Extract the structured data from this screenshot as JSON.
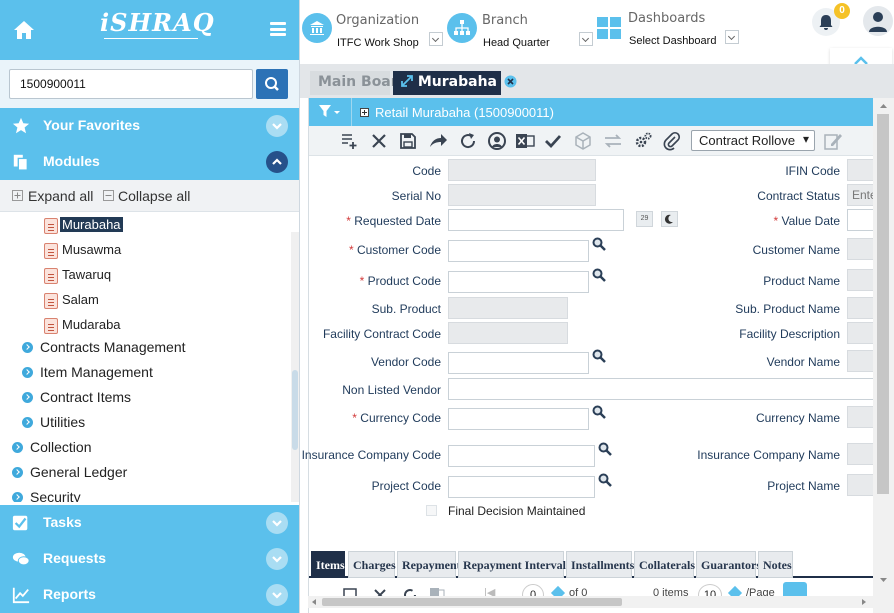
{
  "sidebar": {
    "logo": "iSHRAQ",
    "search": {
      "value": "1500900011"
    },
    "sections": {
      "favorites": "Your Favorites",
      "modules": "Modules",
      "tasks": "Tasks",
      "requests": "Requests",
      "reports": "Reports"
    },
    "expand_all": "Expand all",
    "collapse_all": "Collapse all",
    "leaves": [
      "Murabaha",
      "Musawma",
      "Tawaruq",
      "Salam",
      "Mudaraba"
    ],
    "subnodes": [
      "Contracts Management",
      "Item Management",
      "Contract Items",
      "Utilities"
    ],
    "nodes": [
      "Collection",
      "General Ledger",
      "Security"
    ]
  },
  "topbar": {
    "org_label": "Organization",
    "org_value": "ITFC Work Shop",
    "branch_label": "Branch",
    "branch_value": "Head Quarter",
    "dash_label": "Dashboards",
    "dash_value": "Select Dashboard",
    "notifications": "0"
  },
  "tabs": {
    "main": "Main Board",
    "current": "Murabaha"
  },
  "panel": {
    "title": "Retail Murabaha (1500900011)",
    "rollover_select": "Contract Rollove",
    "fields_left": {
      "code": "Code",
      "serial": "Serial No",
      "requested_date": "Requested Date",
      "customer_code": "Customer Code",
      "product_code": "Product Code",
      "sub_product": "Sub. Product",
      "facility_code": "Facility Contract Code",
      "vendor_code": "Vendor Code",
      "non_listed_vendor": "Non Listed Vendor",
      "currency_code": "Currency Code",
      "insurance_code": "Insurance Company Code",
      "project_code": "Project Code",
      "final_decision": "Final Decision Maintained"
    },
    "fields_right": {
      "ifin_code": "IFIN Code",
      "contract_status": "Contract Status",
      "contract_status_value": "Ente",
      "value_date": "Value Date",
      "customer_name": "Customer Name",
      "product_name": "Product Name",
      "sub_product_name": "Sub. Product Name",
      "facility_desc": "Facility Description",
      "vendor_name": "Vendor Name",
      "currency_name": "Currency Name",
      "insurance_name": "Insurance Company Name",
      "project_name": "Project Name"
    },
    "calendar_day": "29",
    "bottom_tabs": [
      "Items",
      "Charges",
      "Repayment",
      "Repayment Intervals",
      "Installments",
      "Collaterals",
      "Guarantors",
      "Notes"
    ],
    "pager": {
      "page": "0",
      "of": "of 0",
      "items": "0 items",
      "size": "10",
      "per_page": "/Page"
    }
  },
  "colors": {
    "accent": "#5bc0ec",
    "dark": "#1f2f48",
    "required": "#d23a3a"
  }
}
● ● ● ● ●
WHAT THE TASK ASKS: Show every line of the listing in which the string "Date" can be found.

WRITTEN SOLUTION:
      "requested_date": "Requested Date",
      "value_date": "Value Date",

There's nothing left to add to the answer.